Data section:
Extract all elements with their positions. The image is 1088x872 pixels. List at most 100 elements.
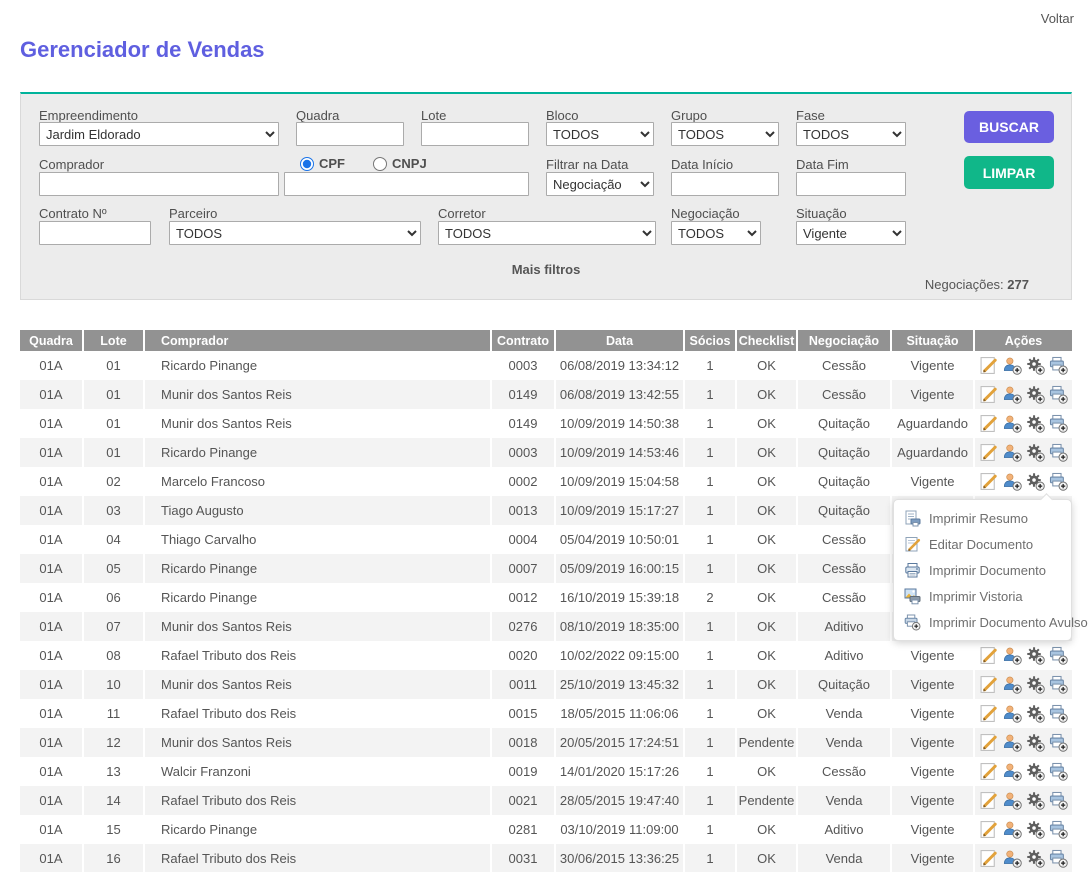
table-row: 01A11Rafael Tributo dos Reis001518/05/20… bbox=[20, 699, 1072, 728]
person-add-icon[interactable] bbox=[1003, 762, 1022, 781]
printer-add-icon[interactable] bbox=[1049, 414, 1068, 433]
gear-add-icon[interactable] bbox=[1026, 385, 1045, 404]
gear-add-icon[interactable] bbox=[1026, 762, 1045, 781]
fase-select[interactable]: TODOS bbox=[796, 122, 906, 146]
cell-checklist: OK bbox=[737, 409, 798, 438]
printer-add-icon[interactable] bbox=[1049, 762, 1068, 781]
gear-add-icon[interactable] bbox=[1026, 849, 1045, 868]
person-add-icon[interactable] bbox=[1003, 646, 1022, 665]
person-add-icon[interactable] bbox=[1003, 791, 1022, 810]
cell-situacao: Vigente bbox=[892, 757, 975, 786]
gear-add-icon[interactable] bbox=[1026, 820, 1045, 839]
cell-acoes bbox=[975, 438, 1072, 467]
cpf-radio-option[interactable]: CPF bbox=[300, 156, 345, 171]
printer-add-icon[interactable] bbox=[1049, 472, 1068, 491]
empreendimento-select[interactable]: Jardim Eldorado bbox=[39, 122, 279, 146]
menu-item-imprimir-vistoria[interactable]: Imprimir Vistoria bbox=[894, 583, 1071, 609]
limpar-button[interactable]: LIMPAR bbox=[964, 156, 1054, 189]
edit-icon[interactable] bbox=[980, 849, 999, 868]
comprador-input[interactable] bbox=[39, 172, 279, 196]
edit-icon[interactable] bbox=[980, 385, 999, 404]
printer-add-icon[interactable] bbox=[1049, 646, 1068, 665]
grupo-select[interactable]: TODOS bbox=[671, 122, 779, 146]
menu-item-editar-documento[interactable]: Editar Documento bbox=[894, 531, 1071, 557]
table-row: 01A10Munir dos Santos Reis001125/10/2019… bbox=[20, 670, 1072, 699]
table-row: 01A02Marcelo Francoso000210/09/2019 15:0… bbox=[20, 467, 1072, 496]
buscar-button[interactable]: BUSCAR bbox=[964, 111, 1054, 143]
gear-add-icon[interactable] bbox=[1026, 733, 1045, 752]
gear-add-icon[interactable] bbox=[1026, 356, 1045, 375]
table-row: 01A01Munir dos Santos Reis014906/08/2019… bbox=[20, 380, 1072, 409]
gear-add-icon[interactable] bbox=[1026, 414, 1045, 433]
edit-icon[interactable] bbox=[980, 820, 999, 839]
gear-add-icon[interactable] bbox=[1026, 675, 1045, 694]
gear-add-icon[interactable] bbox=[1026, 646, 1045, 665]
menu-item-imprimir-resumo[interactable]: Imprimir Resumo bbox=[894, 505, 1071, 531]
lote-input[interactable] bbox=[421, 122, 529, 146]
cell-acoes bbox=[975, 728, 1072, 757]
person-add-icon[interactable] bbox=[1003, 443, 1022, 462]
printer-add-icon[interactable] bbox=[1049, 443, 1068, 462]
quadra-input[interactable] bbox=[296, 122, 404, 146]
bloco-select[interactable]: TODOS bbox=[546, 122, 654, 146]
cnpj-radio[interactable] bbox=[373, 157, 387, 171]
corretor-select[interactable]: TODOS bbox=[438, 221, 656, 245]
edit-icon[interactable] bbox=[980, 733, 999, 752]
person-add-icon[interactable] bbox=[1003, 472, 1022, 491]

Your instructions: Print every line of the data above exactly, leaving out the picture.

Result for this task:
Extract all elements with their positions. The image is 1088x872 pixels. List at most 100 elements.
table-row: 01A11Rafael Tributo dos Reis001518/05/20… bbox=[20, 699, 1072, 728]
person-add-icon[interactable] bbox=[1003, 762, 1022, 781]
printer-add-icon[interactable] bbox=[1049, 414, 1068, 433]
gear-add-icon[interactable] bbox=[1026, 385, 1045, 404]
gear-add-icon[interactable] bbox=[1026, 762, 1045, 781]
fase-select[interactable]: TODOS bbox=[796, 122, 906, 146]
cell-checklist: OK bbox=[737, 409, 798, 438]
printer-add-icon[interactable] bbox=[1049, 762, 1068, 781]
gear-add-icon[interactable] bbox=[1026, 849, 1045, 868]
person-add-icon[interactable] bbox=[1003, 646, 1022, 665]
person-add-icon[interactable] bbox=[1003, 791, 1022, 810]
cell-situacao: Vigente bbox=[892, 757, 975, 786]
gear-add-icon[interactable] bbox=[1026, 820, 1045, 839]
cell-acoes bbox=[975, 438, 1072, 467]
cpf-radio-option[interactable]: CPF bbox=[300, 156, 345, 171]
printer-add-icon[interactable] bbox=[1049, 472, 1068, 491]
empreendimento-select[interactable]: Jardim Eldorado bbox=[39, 122, 279, 146]
menu-item-imprimir-vistoria[interactable]: Imprimir Vistoria bbox=[894, 583, 1071, 609]
limpar-button[interactable]: LIMPAR bbox=[964, 156, 1054, 189]
edit-icon[interactable] bbox=[980, 849, 999, 868]
comprador-input[interactable] bbox=[39, 172, 279, 196]
edit-icon[interactable] bbox=[980, 385, 999, 404]
printer-add-icon[interactable] bbox=[1049, 646, 1068, 665]
grupo-select[interactable]: TODOS bbox=[671, 122, 779, 146]
menu-item-editar-documento[interactable]: Editar Documento bbox=[894, 531, 1071, 557]
table-row: 01A10Munir dos Santos Reis001125/10/2019… bbox=[20, 670, 1072, 699]
table-row: 01A02Marcelo Francoso000210/09/2019 15:0… bbox=[20, 467, 1072, 496]
buscar-button[interactable]: BUSCAR bbox=[964, 111, 1054, 143]
gear-add-icon[interactable] bbox=[1026, 733, 1045, 752]
gear-add-icon[interactable] bbox=[1026, 356, 1045, 375]
table-row: 01A01Munir dos Santos Reis014906/08/2019… bbox=[20, 380, 1072, 409]
gear-add-icon[interactable] bbox=[1026, 414, 1045, 433]
edit-icon[interactable] bbox=[980, 820, 999, 839]
gear-add-icon[interactable] bbox=[1026, 675, 1045, 694]
gear-add-icon[interactable] bbox=[1026, 646, 1045, 665]
menu-item-imprimir-resumo[interactable]: Imprimir Resumo bbox=[894, 505, 1071, 531]
lote-input[interactable] bbox=[421, 122, 529, 146]
cell-acoes bbox=[975, 728, 1072, 757]
person-add-icon[interactable] bbox=[1003, 443, 1022, 462]
printer-add-icon[interactable] bbox=[1049, 443, 1068, 462]
quadra-input[interactable] bbox=[296, 122, 404, 146]
bloco-select[interactable]: TODOS bbox=[546, 122, 654, 146]
cnpj-radio[interactable] bbox=[373, 157, 387, 171]
corretor-select[interactable]: TODOS bbox=[438, 221, 656, 245]
edit-icon[interactable] bbox=[980, 733, 999, 752]
person-add-icon[interactable] bbox=[1003, 472, 1022, 491]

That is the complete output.